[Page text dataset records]
--

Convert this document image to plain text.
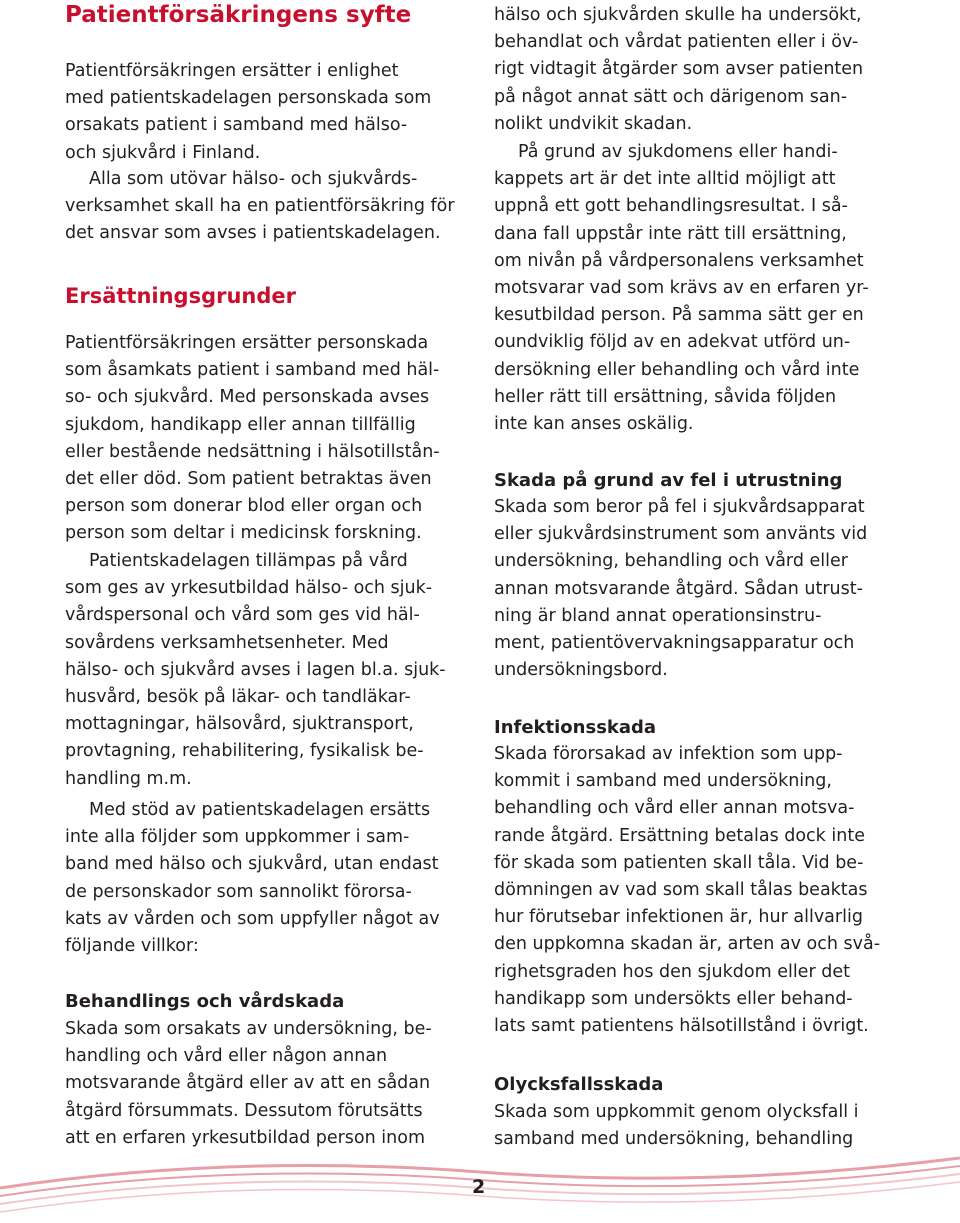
Patientförsäkringens syfte
Patientförsäkringen ersätter i enlighet
med patientskadelagen personskada som
orsakats patient i samband med hälso-
och sjukvård i Finland.
Alla som utövar hälso- och sjukvårds-
verksamhet skall ha en patientförsäkring för
det ansvar som avses i patientskadelagen.
Ersättningsgrunder
Patientförsäkringen ersätter personskada
som åsamkats patient i samband med häl-
so- och sjukvård. Med personskada avses
sjukdom, handikapp eller annan tillfällig
eller bestående nedsättning i hälsotillstån-
det eller död. Som patient betraktas även
person som donerar blod eller organ och
person som deltar i medicinsk forskning.
Patientskadelagen tillämpas på vård
som ges av yrkesutbildad hälso- och sjuk-
vårdspersonal och vård som ges vid häl-
sovårdens verksamhetsenheter. Med
hälso- och sjukvård avses i lagen bl.a. sjuk-
husvård, besök på läkar- och tandläkar-
mottagningar, hälsovård, sjuktransport,
provtagning, rehabilitering, fysikalisk be-
handling m.m.
Med stöd av patientskadelagen ersätts
inte alla följder som uppkommer i sam-
band med hälso och sjukvård, utan endast
de personskador som sannolikt förorsa-
kats av vården och som uppfyller något av
följande villkor:
Behandlings och vårdskada
Skada som orsakats av undersökning, be-
handling och vård eller någon annan
motsvarande åtgärd eller av att en sådan
åtgärd försummats. Dessutom förutsätts
att en erfaren yrkesutbildad person inom
hälso och sjukvården skulle ha undersökt,
behandlat och vårdat patienten eller i öv-
rigt vidtagit åtgärder som avser patienten
på något annat sätt och därigenom san-
nolikt undvikit skadan.
På grund av sjukdomens eller handi-
kappets art är det inte alltid möjligt att
uppnå ett gott behandlingsresultat. I så-
dana fall uppstår inte rätt till ersättning,
om nivån på vårdpersonalens verksamhet
motsvarar vad som krävs av en erfaren yr-
kesutbildad person. På samma sätt ger en
oundviklig följd av en adekvat utförd un-
dersökning eller behandling och vård inte
heller rätt till ersättning, såvida följden
inte kan anses oskälig.
Skada på grund av fel i utrustning
Skada som beror på fel i sjukvårdsapparat
eller sjukvårdsinstrument som använts vid
undersökning, behandling och vård eller
annan motsvarande åtgärd. Sådan utrust-
ning är bland annat operationsinstru-
ment, patientövervakningsapparatur och
undersökningsbord.
Infektionsskada
Skada förorsakad av infektion som upp-
kommit i samband med undersökning,
behandling och vård eller annan motsva-
rande åtgärd. Ersättning betalas dock inte
för skada som patienten skall tåla. Vid be-
dömningen av vad som skall tålas beaktas
hur förutsebar infektionen är, hur allvarlig
den uppkomna skadan är, arten av och svå-
righetsgraden hos den sjukdom eller det
handikapp som undersökts eller behand-
lats samt patientens hälsotillstånd i övrigt.
Olycksfallsskada
Skada som uppkommit genom olycksfall i
samband med undersökning, behandling
2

--

Problem to work on - Your task is to copy every line in the entries that holds the string "orsakats".

Reply -
orsakats patient i samband med hälso-
Skada som orsakats av undersökning, be-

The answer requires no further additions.